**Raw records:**
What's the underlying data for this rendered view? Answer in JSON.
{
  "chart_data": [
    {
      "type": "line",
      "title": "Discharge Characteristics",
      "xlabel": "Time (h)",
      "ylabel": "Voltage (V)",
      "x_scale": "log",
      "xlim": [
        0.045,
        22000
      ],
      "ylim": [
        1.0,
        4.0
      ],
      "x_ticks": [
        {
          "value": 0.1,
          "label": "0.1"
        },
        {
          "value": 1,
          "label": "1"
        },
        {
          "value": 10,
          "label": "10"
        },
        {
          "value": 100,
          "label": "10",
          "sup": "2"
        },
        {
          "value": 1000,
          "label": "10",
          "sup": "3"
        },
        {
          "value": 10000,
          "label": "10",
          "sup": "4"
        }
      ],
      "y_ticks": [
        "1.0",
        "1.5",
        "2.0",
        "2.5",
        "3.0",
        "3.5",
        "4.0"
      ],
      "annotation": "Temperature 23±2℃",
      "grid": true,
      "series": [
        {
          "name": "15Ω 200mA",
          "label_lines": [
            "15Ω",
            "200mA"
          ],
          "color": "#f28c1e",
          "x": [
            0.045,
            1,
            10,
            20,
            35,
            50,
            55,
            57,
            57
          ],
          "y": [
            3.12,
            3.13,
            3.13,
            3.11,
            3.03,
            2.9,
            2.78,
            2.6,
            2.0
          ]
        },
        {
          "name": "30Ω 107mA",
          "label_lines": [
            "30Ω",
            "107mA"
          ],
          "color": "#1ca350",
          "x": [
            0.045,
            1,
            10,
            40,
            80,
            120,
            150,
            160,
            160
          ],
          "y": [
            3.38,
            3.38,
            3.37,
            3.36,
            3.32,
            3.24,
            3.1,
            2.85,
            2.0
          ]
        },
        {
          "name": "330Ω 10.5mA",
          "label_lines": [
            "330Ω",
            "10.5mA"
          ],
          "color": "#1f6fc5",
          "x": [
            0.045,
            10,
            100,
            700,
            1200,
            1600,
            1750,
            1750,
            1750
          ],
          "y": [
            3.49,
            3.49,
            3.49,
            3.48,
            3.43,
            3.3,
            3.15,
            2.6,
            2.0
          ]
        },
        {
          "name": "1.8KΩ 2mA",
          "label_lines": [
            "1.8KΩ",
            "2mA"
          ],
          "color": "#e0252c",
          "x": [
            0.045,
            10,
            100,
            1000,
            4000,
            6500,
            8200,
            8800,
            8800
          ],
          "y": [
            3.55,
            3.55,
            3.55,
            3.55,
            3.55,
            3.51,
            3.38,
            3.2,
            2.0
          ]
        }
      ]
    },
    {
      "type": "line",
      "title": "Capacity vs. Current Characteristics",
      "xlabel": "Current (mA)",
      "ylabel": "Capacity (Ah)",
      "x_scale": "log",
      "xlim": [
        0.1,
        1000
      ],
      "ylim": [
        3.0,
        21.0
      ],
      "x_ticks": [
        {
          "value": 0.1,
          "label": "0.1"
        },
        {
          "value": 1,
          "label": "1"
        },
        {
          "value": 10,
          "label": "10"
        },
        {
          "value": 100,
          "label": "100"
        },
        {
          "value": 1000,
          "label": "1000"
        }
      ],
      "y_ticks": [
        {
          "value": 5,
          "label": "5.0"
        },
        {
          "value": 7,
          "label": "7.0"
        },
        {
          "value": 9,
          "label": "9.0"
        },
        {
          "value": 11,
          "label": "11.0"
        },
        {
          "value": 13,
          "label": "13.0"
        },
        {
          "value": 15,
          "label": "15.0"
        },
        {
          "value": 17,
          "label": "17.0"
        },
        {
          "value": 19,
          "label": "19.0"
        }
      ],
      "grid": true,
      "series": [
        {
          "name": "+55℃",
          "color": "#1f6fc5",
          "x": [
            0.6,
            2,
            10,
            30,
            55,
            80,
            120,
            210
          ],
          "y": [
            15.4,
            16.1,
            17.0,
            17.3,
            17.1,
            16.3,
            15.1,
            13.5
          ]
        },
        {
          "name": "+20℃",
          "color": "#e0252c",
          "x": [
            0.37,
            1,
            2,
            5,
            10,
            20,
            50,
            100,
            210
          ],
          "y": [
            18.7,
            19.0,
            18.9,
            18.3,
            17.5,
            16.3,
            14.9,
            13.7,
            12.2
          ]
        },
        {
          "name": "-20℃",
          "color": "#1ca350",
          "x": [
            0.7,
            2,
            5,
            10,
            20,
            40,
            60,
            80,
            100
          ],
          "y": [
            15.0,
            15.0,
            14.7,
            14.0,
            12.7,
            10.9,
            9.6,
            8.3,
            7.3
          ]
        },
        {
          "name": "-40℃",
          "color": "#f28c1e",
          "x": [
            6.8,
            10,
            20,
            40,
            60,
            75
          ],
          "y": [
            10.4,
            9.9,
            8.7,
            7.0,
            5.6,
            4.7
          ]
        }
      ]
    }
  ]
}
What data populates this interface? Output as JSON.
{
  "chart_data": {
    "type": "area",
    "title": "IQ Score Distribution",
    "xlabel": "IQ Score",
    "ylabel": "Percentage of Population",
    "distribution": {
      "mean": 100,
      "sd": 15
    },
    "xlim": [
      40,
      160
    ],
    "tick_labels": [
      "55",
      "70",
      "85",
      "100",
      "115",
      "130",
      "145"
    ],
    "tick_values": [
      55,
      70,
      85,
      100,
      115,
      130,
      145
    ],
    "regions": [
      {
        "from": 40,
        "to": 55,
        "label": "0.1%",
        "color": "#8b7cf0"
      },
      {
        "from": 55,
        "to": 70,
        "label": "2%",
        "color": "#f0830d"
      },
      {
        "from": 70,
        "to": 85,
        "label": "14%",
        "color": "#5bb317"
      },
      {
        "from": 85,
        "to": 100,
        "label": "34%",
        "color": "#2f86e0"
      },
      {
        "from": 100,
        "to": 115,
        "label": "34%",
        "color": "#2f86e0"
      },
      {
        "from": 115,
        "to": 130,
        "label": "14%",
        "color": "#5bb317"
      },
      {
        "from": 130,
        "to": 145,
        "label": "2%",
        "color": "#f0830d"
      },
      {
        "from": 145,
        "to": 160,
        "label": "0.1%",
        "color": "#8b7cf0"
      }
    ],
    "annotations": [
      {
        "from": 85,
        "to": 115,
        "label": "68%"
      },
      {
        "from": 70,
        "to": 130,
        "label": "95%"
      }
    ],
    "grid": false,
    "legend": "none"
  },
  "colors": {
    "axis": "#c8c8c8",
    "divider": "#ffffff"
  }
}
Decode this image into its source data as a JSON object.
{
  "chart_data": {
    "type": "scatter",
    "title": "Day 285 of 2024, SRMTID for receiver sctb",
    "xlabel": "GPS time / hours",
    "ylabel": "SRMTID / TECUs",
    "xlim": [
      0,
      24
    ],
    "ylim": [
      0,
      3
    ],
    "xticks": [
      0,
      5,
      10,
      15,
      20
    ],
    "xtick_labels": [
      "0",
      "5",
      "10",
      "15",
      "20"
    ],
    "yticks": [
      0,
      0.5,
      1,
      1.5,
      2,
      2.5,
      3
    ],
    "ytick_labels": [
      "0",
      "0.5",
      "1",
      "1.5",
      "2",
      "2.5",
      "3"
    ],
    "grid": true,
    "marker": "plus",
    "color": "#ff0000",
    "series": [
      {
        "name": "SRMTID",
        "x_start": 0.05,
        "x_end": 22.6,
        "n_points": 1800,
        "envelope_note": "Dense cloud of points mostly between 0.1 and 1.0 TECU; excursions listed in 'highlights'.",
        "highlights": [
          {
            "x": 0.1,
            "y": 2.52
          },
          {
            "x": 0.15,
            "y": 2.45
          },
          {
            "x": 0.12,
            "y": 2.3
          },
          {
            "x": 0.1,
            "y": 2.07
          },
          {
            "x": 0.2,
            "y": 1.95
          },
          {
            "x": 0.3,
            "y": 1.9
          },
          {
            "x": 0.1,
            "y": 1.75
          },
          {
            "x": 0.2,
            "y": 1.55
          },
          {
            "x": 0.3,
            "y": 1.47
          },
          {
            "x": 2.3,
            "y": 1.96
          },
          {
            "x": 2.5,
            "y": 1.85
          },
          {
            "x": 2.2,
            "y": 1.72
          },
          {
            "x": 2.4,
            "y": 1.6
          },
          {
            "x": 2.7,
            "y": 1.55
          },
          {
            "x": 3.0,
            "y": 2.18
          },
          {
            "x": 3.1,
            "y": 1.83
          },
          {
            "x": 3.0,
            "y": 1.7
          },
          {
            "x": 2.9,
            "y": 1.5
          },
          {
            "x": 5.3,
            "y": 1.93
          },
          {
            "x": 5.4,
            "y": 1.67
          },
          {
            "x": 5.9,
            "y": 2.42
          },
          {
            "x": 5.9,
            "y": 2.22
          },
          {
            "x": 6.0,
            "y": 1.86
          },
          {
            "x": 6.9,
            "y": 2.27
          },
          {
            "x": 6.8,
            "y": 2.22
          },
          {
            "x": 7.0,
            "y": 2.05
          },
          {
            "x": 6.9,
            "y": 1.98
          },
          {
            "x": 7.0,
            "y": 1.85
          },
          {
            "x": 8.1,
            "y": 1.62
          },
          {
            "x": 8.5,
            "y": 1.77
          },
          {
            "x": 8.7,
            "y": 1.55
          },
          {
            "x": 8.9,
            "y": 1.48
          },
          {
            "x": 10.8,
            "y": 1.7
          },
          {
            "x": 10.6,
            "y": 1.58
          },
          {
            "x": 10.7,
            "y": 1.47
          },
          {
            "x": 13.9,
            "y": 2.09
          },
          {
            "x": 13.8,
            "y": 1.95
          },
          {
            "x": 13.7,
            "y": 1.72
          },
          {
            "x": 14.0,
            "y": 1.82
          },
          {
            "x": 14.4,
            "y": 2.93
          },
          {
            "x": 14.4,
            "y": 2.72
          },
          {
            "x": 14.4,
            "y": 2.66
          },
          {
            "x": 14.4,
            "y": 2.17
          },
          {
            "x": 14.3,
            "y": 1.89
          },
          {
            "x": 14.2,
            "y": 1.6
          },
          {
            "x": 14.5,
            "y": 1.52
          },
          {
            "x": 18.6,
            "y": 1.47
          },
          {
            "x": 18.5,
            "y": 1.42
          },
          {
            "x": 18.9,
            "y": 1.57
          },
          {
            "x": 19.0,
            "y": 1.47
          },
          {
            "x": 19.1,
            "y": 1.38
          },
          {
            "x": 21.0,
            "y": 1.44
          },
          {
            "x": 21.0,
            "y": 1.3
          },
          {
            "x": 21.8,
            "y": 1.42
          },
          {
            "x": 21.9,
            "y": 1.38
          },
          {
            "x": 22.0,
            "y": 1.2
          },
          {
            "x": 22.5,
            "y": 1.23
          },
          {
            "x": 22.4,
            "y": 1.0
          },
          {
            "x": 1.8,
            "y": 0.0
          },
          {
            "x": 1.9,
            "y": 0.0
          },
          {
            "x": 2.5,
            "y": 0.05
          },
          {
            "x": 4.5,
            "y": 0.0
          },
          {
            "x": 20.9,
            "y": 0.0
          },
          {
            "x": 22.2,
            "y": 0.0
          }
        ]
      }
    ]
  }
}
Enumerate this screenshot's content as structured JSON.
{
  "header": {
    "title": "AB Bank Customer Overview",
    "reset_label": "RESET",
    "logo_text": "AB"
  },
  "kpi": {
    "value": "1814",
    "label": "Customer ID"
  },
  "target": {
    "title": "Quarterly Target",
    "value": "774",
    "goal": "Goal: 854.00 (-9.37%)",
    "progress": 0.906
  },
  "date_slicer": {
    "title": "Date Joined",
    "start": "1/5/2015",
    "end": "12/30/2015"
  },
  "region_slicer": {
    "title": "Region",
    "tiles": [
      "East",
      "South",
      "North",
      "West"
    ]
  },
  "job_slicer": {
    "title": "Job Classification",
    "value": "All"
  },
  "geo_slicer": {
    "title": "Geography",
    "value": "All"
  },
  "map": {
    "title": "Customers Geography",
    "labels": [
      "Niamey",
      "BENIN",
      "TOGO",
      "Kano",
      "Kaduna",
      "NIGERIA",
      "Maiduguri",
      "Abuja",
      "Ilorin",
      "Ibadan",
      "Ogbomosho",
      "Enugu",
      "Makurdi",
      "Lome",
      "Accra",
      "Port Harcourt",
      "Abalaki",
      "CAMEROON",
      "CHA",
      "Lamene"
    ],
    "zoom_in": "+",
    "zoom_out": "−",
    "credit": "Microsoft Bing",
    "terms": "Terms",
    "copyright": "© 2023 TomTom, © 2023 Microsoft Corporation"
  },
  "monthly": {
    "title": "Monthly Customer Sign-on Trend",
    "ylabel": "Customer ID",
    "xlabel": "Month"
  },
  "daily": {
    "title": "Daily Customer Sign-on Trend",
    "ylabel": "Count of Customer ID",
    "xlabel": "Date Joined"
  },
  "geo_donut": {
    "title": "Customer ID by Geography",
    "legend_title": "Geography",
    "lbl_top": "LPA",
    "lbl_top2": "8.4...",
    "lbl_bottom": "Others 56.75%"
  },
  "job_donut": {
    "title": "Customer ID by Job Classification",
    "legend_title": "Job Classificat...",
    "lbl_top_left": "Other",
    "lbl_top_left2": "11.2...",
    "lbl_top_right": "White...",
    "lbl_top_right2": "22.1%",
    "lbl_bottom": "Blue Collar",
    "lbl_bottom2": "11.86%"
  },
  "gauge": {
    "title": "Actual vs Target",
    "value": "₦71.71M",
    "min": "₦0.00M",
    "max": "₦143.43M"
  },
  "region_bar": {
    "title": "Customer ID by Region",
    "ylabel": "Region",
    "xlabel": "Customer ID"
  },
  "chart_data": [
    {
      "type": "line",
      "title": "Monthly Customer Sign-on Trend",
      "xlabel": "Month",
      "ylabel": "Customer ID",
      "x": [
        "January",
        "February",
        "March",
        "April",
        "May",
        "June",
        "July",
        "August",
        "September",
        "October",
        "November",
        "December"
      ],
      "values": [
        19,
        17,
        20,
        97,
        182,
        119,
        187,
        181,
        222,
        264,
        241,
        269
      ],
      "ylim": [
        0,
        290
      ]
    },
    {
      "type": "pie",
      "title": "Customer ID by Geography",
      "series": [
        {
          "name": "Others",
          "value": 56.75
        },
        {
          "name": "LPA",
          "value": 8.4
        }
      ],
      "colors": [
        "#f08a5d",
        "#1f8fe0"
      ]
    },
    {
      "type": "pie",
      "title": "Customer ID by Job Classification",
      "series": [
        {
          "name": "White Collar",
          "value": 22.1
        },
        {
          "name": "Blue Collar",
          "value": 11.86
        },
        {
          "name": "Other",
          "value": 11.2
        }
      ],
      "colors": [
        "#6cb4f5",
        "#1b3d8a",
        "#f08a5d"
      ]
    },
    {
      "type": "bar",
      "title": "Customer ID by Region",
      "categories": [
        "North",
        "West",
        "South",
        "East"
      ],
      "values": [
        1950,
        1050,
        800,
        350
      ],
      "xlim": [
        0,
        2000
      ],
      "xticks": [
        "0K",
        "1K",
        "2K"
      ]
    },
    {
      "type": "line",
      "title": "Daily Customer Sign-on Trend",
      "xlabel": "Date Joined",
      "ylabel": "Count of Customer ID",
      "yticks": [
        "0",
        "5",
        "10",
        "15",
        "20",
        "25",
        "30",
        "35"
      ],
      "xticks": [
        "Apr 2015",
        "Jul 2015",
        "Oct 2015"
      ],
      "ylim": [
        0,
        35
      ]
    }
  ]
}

**WORK INSTRUCTIONS:** Scan the records above for the string "Score", then select every line that holds it.

**RESPONSE FOR THIS EXERCISE:**
    "title": "IQ Score Distribution",
    "xlabel": "IQ Score",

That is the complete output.